[Start of Data provided]
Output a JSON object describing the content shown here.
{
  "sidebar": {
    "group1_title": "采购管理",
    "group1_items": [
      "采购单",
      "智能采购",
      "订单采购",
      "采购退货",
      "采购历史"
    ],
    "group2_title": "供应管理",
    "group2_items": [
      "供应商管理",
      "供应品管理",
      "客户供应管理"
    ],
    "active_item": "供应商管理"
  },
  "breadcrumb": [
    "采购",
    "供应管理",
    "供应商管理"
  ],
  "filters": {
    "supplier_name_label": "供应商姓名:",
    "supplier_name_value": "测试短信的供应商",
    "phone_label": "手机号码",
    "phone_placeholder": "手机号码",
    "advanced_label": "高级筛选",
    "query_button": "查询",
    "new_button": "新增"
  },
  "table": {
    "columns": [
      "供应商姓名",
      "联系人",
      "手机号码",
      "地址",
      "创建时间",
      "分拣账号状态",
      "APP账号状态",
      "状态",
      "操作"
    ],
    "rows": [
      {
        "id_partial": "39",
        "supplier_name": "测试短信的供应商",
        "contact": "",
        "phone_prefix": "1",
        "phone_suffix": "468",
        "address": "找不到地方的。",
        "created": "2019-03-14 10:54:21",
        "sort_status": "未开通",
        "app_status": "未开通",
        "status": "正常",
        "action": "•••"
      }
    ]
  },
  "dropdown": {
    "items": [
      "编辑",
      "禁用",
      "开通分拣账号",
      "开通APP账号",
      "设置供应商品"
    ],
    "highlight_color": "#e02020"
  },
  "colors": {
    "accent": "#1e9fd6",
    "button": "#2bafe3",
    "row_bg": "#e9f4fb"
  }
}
[End of Data provided]
◆ Work required
Copy out each record, keeping every word as it is.

◆ Solution for this task
Output a JSON object describing the content shown here.
{
  "sidebar": {
    "group1_title": "采购管理",
    "group1_items": [
      "采购单",
      "智能采购",
      "订单采购",
      "采购退货",
      "采购历史"
    ],
    "group2_title": "供应管理",
    "group2_items": [
      "供应商管理",
      "供应品管理",
      "客户供应管理"
    ],
    "active_item": "供应商管理"
  },
  "breadcrumb": [
    "采购",
    "供应管理",
    "供应商管理"
  ],
  "filters": {
    "supplier_name_label": "供应商姓名:",
    "supplier_name_value": "测试短信的供应商",
    "phone_label": "手机号码",
    "phone_placeholder": "手机号码",
    "advanced_label": "高级筛选",
    "query_button": "查询",
    "new_button": "新增"
  },
  "table": {
    "columns": [
      "供应商姓名",
      "联系人",
      "手机号码",
      "地址",
      "创建时间",
      "分拣账号状态",
      "APP账号状态",
      "状态",
      "操作"
    ],
    "rows": [
      {
        "id_partial": "39",
        "supplier_name": "测试短信的供应商",
        "contact": "",
        "phone_prefix": "1",
        "phone_suffix": "468",
        "address": "找不到地方的。",
        "created": "2019-03-14 10:54:21",
        "sort_status": "未开通",
        "app_status": "未开通",
        "status": "正常",
        "action": "•••"
      }
    ]
  },
  "dropdown": {
    "items": [
      "编辑",
      "禁用",
      "开通分拣账号",
      "开通APP账号",
      "设置供应商品"
    ],
    "highlight_color": "#e02020"
  },
  "colors": {
    "accent": "#1e9fd6",
    "button": "#2bafe3",
    "row_bg": "#e9f4fb"
  }
}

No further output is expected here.